Every line that holds "Between" should be shown.
===== Supplied entries
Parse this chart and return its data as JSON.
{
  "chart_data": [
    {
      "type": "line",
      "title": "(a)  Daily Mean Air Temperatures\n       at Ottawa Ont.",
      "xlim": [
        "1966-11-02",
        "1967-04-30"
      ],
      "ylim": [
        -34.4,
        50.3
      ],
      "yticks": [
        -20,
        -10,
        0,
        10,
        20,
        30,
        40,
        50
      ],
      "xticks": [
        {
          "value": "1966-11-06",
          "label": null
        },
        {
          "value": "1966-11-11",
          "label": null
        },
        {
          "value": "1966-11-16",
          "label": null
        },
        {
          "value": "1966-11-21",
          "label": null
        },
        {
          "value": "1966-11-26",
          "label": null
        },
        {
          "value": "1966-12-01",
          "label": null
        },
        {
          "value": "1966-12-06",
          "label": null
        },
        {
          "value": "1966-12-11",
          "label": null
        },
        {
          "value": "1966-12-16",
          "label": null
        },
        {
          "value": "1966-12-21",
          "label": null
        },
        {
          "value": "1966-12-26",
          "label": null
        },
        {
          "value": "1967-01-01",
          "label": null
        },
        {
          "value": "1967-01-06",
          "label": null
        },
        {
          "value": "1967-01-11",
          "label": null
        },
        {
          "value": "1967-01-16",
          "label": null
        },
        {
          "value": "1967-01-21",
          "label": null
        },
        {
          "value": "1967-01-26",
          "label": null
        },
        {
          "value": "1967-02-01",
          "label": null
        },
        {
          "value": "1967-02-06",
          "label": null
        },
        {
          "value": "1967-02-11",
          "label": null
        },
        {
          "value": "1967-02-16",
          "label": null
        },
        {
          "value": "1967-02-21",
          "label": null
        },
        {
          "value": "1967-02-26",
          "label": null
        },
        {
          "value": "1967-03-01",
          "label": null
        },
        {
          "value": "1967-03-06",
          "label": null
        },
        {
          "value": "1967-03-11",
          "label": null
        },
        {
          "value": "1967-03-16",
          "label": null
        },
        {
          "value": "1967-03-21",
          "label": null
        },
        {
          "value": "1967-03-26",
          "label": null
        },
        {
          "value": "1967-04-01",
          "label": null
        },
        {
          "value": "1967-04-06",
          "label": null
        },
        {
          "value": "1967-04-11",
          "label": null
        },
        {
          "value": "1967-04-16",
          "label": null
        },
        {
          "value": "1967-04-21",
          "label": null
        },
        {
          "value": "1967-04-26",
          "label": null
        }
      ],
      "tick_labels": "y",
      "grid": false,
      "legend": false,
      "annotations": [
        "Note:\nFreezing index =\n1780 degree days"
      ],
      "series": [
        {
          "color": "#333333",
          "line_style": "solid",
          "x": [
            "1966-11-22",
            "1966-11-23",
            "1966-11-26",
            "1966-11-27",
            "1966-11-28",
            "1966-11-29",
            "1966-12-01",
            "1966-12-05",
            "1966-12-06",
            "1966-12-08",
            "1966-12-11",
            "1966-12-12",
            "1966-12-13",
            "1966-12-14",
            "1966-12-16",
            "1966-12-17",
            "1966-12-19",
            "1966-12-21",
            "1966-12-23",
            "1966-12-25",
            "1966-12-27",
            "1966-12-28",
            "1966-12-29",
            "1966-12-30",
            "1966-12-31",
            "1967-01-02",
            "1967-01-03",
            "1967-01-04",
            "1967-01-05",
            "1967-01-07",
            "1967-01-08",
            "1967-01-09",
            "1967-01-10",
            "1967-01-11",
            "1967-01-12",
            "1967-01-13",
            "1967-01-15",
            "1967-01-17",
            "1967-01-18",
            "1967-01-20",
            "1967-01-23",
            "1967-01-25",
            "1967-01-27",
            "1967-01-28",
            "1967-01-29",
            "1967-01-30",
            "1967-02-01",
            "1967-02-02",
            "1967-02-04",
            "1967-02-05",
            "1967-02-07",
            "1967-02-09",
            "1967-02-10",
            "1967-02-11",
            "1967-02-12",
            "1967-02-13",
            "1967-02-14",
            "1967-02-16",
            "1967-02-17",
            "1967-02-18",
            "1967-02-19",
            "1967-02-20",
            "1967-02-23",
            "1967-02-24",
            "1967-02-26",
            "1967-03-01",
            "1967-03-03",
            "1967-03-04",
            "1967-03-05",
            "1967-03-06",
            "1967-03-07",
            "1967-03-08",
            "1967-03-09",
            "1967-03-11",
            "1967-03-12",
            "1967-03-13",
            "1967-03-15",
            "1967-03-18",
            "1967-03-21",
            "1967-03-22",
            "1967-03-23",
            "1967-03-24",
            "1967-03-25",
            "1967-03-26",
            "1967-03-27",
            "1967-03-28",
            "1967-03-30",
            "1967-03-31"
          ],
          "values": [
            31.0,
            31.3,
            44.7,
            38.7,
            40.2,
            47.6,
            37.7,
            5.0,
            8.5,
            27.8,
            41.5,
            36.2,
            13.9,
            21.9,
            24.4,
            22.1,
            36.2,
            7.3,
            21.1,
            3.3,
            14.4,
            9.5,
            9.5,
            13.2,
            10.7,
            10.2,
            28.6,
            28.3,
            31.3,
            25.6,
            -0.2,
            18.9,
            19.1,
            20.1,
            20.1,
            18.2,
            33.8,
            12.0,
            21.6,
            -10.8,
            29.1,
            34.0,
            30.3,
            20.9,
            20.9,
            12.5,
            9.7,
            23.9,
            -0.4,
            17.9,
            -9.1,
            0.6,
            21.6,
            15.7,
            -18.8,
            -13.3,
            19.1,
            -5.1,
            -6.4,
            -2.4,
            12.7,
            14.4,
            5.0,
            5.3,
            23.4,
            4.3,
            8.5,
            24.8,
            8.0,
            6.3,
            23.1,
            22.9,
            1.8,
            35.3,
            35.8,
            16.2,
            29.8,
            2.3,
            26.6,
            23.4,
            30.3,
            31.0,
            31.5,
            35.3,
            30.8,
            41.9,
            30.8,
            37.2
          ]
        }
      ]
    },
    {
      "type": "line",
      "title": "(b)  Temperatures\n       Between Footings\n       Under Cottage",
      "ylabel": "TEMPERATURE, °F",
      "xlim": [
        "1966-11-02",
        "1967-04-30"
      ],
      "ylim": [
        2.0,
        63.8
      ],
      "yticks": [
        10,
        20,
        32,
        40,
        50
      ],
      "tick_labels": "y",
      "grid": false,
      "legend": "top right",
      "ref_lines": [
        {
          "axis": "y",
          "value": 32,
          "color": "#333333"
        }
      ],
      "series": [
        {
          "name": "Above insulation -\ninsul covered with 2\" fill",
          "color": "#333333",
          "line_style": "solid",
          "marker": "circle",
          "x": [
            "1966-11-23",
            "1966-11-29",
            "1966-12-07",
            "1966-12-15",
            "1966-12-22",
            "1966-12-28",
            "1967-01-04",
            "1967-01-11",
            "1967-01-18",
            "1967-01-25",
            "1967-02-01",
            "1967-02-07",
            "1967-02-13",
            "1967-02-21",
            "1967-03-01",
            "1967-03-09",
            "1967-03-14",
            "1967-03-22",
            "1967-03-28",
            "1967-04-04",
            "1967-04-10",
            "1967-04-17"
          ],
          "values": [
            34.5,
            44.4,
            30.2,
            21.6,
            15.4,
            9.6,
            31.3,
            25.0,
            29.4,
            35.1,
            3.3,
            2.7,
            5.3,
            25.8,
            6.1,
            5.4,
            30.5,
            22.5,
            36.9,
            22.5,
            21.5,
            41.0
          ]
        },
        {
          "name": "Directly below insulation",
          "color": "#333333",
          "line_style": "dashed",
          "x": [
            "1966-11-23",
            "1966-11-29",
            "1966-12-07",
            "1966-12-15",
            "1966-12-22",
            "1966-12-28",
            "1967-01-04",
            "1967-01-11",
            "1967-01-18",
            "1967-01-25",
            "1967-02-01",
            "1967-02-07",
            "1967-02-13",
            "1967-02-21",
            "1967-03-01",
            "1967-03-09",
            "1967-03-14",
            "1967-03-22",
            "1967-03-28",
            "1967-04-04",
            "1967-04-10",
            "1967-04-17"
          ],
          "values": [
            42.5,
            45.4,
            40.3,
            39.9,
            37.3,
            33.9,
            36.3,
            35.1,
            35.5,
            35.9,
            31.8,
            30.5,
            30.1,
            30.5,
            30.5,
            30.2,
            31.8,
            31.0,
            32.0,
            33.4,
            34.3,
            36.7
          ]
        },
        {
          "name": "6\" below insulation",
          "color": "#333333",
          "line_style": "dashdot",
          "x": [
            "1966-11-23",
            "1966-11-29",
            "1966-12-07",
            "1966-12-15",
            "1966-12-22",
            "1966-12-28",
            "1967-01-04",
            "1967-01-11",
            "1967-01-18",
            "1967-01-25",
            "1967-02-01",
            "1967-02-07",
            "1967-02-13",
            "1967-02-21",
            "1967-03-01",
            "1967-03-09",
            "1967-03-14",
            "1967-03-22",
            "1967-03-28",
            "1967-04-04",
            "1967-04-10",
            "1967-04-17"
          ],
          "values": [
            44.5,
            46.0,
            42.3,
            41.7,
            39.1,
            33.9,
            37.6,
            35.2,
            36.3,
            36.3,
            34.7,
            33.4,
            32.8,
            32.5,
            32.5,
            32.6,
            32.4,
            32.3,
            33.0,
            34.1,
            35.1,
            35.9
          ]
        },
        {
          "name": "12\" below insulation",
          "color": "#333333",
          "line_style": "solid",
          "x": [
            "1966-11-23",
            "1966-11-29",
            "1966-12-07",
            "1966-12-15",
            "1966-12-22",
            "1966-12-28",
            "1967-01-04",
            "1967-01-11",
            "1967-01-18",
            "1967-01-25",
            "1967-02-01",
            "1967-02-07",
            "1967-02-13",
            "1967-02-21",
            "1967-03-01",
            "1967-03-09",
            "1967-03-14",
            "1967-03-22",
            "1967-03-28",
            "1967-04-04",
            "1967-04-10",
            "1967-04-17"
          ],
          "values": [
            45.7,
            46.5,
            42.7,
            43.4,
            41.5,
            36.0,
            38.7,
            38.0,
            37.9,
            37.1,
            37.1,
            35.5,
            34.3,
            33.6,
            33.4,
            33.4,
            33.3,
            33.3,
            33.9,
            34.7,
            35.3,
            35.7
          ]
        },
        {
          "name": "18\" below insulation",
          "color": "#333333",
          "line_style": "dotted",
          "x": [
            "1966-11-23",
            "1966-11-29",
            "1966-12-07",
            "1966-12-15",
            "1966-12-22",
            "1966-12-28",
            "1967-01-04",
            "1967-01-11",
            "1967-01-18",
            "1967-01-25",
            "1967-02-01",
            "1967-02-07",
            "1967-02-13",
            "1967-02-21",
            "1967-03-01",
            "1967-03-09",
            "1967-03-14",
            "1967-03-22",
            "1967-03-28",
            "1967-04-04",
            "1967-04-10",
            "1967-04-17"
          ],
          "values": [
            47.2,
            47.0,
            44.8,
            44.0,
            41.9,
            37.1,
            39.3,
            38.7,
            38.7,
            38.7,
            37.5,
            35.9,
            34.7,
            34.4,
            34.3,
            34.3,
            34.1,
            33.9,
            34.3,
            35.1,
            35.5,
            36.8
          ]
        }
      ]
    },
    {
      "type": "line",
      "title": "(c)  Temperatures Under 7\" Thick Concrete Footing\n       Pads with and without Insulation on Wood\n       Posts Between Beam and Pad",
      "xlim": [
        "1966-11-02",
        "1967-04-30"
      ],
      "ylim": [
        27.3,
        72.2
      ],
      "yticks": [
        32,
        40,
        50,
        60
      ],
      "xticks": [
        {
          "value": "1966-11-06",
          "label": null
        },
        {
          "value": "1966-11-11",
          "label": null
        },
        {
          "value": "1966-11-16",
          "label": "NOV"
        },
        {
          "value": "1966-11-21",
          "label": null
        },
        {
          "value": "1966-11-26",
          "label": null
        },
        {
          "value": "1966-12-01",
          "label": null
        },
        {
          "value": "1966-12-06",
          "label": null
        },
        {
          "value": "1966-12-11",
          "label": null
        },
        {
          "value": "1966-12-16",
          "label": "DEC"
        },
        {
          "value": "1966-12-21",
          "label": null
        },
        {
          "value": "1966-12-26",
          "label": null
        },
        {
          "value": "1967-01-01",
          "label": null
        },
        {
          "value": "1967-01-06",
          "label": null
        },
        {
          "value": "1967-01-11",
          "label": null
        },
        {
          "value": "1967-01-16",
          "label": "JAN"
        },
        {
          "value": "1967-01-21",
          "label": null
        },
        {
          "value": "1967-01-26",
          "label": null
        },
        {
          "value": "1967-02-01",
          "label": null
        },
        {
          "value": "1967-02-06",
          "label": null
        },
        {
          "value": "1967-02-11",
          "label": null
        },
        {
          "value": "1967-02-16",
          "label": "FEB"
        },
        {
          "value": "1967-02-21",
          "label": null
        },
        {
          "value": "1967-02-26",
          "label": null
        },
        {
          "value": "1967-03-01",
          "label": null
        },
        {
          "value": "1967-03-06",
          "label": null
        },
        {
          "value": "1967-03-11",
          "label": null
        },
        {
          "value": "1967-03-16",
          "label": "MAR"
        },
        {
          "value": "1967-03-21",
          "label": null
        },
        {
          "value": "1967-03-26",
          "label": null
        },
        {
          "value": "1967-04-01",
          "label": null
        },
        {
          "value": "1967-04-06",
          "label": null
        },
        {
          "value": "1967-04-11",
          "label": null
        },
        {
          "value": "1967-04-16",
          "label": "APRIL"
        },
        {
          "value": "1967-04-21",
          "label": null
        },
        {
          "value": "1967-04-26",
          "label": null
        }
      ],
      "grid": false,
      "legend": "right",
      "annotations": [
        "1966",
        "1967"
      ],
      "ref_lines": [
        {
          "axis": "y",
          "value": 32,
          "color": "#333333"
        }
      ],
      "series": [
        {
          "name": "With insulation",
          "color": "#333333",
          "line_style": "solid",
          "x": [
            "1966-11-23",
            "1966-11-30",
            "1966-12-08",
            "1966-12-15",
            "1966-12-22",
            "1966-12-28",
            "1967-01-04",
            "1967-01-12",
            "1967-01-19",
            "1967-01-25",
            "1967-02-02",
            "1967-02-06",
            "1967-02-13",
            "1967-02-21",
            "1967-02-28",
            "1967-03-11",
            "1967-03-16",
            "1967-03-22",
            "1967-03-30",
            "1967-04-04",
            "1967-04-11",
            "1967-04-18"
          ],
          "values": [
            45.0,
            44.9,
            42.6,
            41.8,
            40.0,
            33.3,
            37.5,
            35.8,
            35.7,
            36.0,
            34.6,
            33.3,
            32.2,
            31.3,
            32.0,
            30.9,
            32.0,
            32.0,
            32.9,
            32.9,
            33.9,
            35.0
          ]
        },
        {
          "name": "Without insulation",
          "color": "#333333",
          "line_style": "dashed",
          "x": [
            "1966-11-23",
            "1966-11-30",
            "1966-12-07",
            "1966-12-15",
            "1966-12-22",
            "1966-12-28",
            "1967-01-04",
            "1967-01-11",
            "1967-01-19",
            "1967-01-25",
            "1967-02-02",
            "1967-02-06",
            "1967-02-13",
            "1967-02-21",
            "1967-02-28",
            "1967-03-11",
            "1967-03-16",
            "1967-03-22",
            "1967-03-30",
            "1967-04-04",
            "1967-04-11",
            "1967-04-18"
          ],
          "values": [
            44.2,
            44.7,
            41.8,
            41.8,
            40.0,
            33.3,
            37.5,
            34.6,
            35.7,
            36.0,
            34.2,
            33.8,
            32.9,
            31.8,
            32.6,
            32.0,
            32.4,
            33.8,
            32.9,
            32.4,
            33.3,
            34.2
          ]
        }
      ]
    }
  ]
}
==========
◆ Full response
      "title": "(b)  Temperatures\n       Between Footings\n       Under Cottage",
      "title": "(c)  Temperatures Under 7\" Thick Concrete Footing\n       Pads with and without Insulation on Wood\n       Posts Between Beam and Pad",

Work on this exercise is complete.